** Opening Selected extract block **

Noxious Invasive- the long winded definition is quoted from the 1974 Act, and runs ‘Noxious Weed means any living stage, such as seeds and reproductive parts, of any parasitic or other plant of a kind, which is of foreign origin, is new to or not widely prevalent in the United States, and can directly or indirectly injure crops, other useful plants, livestock, or poultry or other interests of agriculture, including irrigation, or navigation, or the fish or wildlife resources of the United States or the public health.’
Put plainly, not only will Noxious Invasives make you livid, they can make you sick. These are the true thugs of the plant world. Generally these beasts will be found on the Commissioner’s A list. These include vile things like Myrtle Spurge/ Donkey Tail Spurge, Euphorbia myrsinites. Originally introduced as a ‘lovely and tenacious rock garden addition’ (a direct quote from an old seed catalog, the company shall remain unnamed!) it was indeed tenacious. TOO tenacious. And if you decide to pull the stuff, it retaliates with sap that causes painful blisters. Get it in your eyes? You’re taking a trip to the ER my friend. Dogs that encounter the sap can actually die. Not such a great addition after all, and if you see it in your garden it needs to be eradicated by (almost!) any means necessary. Before you tackle it, PLEASE pull on goggles, a long sleeve shirt and pesticide-grade gloves. In fact, I prefer to pull on a thin pair of fabric gloves and my nitrile pesticide gauntlets go on over those. You can never have too much protection.

** Closing Selected extract block **

-- Task directions --
Resume the passage on noxious invasive weeds, starting right after its last sentence.

** Opening Recorded data block **

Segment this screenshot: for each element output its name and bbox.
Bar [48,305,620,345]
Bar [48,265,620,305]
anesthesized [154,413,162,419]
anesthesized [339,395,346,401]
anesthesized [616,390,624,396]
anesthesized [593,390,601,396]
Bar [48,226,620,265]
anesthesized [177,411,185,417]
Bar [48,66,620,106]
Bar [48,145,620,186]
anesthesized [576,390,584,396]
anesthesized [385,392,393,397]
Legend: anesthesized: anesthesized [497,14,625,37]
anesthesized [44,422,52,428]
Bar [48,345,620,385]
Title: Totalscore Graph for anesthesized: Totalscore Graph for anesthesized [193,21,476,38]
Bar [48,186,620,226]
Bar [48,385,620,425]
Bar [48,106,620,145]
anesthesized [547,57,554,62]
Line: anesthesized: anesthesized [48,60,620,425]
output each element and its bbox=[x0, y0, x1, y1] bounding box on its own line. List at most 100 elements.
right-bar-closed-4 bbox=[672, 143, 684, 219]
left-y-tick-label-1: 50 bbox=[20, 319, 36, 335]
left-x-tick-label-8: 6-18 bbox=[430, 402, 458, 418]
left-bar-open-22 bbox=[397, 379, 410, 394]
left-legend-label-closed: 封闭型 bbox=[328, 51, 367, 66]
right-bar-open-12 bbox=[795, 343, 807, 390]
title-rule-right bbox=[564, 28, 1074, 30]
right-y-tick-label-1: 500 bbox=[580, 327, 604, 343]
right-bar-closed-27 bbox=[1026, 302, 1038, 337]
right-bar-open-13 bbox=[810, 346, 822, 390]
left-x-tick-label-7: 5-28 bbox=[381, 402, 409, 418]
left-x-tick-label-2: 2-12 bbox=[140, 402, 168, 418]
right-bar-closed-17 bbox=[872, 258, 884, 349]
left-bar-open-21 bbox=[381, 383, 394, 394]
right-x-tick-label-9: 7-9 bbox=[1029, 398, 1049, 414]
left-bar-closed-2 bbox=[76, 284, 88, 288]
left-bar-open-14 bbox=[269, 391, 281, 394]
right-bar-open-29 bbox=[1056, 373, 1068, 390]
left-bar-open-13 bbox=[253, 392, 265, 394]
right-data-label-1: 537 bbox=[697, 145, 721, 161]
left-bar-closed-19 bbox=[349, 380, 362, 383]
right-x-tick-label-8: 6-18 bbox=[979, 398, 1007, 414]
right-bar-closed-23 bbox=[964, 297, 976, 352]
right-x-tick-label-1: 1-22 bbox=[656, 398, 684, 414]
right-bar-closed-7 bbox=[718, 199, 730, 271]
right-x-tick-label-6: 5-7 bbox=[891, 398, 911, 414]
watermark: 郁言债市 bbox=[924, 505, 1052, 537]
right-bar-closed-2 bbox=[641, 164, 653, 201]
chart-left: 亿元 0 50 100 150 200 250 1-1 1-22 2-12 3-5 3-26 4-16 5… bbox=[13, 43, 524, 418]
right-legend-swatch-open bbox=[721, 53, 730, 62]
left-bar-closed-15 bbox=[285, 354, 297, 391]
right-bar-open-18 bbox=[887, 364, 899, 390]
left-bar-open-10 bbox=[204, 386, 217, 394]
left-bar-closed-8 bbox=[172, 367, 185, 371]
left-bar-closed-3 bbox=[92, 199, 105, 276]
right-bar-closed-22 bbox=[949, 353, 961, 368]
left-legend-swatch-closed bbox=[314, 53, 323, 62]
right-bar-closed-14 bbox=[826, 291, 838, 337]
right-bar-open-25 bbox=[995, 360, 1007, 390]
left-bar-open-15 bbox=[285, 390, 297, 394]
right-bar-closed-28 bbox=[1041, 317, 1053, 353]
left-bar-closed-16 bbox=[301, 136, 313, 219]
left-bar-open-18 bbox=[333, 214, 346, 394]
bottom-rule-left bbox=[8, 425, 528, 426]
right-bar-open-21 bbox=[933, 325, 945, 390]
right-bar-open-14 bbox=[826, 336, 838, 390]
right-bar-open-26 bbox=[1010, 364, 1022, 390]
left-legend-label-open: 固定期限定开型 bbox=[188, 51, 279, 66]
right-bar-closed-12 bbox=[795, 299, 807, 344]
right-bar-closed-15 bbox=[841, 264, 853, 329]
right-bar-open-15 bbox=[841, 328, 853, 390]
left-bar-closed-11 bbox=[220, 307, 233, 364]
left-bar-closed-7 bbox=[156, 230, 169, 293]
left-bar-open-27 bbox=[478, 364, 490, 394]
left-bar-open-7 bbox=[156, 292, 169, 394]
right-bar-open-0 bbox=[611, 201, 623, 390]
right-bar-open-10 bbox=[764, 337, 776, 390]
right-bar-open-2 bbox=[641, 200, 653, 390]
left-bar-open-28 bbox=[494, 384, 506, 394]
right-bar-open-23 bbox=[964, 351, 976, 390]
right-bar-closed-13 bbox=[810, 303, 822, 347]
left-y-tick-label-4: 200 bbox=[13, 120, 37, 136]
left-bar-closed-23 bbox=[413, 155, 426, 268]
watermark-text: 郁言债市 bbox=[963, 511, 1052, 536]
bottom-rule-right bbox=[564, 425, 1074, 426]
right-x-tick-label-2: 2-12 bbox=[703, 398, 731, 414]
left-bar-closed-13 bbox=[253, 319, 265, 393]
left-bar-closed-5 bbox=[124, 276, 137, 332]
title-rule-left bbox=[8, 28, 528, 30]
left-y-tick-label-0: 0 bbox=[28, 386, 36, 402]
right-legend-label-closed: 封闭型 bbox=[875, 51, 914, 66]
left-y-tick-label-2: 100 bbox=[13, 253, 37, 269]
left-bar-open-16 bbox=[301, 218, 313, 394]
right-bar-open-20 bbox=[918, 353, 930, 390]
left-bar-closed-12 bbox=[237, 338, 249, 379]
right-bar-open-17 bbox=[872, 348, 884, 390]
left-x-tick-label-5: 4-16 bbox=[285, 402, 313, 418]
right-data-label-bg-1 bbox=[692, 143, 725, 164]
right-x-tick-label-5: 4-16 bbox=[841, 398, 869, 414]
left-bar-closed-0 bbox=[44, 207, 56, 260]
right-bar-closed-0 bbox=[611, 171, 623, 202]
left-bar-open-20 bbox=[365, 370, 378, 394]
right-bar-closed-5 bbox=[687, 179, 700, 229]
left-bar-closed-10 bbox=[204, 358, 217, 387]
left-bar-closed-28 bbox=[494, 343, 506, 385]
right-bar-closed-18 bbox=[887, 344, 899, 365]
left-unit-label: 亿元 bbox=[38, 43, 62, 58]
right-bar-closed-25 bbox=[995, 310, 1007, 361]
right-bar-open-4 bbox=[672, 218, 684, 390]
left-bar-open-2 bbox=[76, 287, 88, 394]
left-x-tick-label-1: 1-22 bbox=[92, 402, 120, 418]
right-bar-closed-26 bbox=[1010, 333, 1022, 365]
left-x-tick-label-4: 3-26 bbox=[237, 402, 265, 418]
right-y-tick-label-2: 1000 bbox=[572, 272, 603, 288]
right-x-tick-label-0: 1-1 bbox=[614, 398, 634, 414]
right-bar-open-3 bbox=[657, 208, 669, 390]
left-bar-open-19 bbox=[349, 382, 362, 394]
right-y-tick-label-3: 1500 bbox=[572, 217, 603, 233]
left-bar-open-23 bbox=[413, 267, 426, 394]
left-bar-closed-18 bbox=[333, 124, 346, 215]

** Closing Recorded data block **

-- Response box --
Invasive Species- an invasive species is best defined as a non-native plant that could cause harm to the native ecosystem by competition pressure. When you pull prickly lettuce before it smothers your lovely little columbines, that’s a perfect example. These plants are tougher, more prolific, easier spreading or in some way advantaged over other plants, and if allowed will run roughshod over our native flora.
Dalmatian Toadflax is the classic example. I’ve taken out of town friends on a drive through the foothills and heard them exclaim ‘oh look at that yellow field!’ I look over and give a heartfelt groan, because I know that field has nothing living in it save a single invading species that has choked out native plant life.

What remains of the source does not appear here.